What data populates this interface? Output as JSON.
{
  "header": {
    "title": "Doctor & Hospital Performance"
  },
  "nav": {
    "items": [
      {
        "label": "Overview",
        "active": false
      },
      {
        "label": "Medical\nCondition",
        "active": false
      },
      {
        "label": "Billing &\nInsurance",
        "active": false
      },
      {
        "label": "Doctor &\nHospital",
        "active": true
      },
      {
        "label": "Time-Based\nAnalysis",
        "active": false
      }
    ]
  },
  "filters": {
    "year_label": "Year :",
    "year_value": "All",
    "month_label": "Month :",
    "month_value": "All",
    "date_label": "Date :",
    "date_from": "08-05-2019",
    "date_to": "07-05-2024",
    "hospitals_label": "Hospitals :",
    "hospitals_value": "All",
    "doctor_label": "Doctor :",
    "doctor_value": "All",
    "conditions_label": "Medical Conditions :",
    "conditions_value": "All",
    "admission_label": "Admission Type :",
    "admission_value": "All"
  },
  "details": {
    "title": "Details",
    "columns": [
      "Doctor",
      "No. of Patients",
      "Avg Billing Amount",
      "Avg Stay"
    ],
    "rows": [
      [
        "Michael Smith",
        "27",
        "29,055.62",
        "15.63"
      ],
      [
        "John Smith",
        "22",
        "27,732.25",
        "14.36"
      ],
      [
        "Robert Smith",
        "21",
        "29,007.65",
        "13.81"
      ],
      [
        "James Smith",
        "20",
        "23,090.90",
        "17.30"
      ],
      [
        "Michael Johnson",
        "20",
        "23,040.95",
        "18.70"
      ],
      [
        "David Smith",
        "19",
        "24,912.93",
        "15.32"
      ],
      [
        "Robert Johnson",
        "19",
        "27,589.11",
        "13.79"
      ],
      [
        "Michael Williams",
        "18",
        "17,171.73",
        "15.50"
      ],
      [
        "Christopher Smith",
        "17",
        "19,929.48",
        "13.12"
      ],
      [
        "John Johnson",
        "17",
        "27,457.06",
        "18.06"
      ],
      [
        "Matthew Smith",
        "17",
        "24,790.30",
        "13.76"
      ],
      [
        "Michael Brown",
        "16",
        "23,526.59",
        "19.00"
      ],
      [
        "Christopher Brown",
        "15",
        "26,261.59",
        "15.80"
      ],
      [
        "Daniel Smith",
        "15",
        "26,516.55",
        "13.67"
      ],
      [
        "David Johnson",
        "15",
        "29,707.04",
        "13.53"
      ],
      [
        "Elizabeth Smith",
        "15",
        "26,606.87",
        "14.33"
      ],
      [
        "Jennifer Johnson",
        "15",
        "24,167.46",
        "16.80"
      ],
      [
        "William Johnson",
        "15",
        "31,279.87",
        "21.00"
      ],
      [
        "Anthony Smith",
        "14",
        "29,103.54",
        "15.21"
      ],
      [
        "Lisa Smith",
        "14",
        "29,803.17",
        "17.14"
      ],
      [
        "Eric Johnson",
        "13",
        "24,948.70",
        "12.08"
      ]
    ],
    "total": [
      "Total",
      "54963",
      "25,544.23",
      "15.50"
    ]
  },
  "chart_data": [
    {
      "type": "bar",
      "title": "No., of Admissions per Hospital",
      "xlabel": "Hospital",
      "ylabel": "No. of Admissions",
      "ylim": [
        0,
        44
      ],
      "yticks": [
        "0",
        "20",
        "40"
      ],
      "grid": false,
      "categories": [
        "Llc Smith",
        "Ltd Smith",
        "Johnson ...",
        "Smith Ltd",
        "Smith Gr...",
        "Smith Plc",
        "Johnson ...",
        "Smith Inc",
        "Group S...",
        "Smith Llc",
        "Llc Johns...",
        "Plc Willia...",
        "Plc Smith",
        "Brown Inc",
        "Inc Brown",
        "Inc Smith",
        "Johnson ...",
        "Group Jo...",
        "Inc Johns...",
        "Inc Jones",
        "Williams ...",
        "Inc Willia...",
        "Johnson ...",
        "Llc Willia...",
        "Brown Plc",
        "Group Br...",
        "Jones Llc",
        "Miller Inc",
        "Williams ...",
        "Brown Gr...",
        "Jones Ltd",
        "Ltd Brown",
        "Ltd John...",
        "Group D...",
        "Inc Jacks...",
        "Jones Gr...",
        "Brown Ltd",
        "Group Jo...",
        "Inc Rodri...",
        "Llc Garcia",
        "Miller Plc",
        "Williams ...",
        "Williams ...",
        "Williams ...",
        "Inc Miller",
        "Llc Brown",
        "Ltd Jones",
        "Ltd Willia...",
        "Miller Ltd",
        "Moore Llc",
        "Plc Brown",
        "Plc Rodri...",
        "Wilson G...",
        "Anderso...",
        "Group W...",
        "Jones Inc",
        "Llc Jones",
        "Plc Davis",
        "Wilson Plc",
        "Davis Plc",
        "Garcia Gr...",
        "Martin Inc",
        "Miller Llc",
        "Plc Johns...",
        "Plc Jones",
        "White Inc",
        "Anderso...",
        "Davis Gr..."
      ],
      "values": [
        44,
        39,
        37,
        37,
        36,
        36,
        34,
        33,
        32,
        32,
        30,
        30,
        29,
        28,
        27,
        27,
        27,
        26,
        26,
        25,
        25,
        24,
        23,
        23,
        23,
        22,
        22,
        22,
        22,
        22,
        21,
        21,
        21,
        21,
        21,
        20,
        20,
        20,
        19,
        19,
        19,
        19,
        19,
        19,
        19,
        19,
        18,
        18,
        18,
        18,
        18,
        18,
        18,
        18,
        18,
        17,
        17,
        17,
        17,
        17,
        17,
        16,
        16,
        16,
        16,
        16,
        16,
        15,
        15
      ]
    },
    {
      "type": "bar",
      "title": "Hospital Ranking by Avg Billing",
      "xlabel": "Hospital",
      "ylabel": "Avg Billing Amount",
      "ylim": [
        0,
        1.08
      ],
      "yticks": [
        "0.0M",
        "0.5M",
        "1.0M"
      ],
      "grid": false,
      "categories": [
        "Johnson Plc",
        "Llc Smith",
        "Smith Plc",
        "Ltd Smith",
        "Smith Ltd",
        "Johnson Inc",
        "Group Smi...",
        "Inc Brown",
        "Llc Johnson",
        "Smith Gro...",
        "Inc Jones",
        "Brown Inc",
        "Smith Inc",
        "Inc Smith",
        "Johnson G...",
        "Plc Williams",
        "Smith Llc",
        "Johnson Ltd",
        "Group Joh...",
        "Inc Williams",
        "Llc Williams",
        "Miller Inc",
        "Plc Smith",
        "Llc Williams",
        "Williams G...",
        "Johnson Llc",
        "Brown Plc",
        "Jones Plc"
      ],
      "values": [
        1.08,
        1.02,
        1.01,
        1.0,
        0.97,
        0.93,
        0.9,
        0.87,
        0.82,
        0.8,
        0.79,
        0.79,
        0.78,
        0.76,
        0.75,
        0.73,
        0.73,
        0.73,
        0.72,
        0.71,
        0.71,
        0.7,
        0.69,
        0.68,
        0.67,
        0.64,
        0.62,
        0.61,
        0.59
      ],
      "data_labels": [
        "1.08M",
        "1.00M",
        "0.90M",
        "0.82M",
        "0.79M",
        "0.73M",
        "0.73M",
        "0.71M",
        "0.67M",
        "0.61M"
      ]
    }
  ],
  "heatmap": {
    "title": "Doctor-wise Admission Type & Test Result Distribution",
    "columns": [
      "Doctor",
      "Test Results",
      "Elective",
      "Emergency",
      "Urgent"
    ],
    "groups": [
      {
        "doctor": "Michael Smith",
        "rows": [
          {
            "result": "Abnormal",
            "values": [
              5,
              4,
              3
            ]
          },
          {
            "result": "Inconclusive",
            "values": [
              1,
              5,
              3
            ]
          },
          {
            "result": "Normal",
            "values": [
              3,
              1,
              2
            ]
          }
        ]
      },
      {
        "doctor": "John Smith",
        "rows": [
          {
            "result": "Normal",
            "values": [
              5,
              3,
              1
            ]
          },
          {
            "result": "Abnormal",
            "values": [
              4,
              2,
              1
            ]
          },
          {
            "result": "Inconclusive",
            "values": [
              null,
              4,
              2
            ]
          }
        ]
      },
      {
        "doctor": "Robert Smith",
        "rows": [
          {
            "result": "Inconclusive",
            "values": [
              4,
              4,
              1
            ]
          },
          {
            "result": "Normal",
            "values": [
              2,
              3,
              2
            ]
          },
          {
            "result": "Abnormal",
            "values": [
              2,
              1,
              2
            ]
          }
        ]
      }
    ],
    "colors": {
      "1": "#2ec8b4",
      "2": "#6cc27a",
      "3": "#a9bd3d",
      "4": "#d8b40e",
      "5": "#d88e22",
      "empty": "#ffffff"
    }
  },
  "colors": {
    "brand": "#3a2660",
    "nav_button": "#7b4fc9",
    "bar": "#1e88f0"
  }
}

== PROBLEM TO WORK ON ==
Search the material for "title" and copy each matching line.

== EXERCISE OUTPUT ==
    "title": "Doctor & Hospital Performance"
    "title": "Details",
      "title": "No., of Admissions per Hospital",
      "title": "Hospital Ranking by Avg Billing",
    "title": "Doctor-wise Admission Type & Test Result Distribution",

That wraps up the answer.